[Stored data entries]
▽
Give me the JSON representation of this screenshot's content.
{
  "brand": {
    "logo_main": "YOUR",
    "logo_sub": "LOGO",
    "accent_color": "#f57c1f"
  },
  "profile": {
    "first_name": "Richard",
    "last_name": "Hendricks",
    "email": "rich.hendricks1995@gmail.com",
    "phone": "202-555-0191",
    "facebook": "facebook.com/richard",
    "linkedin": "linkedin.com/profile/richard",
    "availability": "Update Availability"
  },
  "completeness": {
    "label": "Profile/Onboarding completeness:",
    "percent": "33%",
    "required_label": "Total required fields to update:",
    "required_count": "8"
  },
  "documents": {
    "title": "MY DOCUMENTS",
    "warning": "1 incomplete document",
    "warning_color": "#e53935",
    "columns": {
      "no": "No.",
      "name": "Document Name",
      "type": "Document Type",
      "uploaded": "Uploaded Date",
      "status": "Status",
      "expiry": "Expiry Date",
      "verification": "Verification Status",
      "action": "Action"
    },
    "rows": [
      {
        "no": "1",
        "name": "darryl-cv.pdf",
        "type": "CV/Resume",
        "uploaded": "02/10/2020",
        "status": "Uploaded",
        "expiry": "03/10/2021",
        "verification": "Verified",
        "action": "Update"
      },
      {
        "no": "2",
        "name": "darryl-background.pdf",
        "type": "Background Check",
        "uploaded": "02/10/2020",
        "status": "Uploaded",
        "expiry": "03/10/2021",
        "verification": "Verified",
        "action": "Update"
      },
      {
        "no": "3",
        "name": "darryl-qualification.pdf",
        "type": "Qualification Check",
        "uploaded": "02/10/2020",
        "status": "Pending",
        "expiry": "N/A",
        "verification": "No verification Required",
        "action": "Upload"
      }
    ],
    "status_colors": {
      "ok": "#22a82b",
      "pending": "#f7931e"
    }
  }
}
△
> [INSTRUCTIONS TO FOLLOW]: Each line holding "Check" must be found and copied.

> [CORRECT OUTPUT]:
        "type": "Background Check",
        "type": "Qualification Check",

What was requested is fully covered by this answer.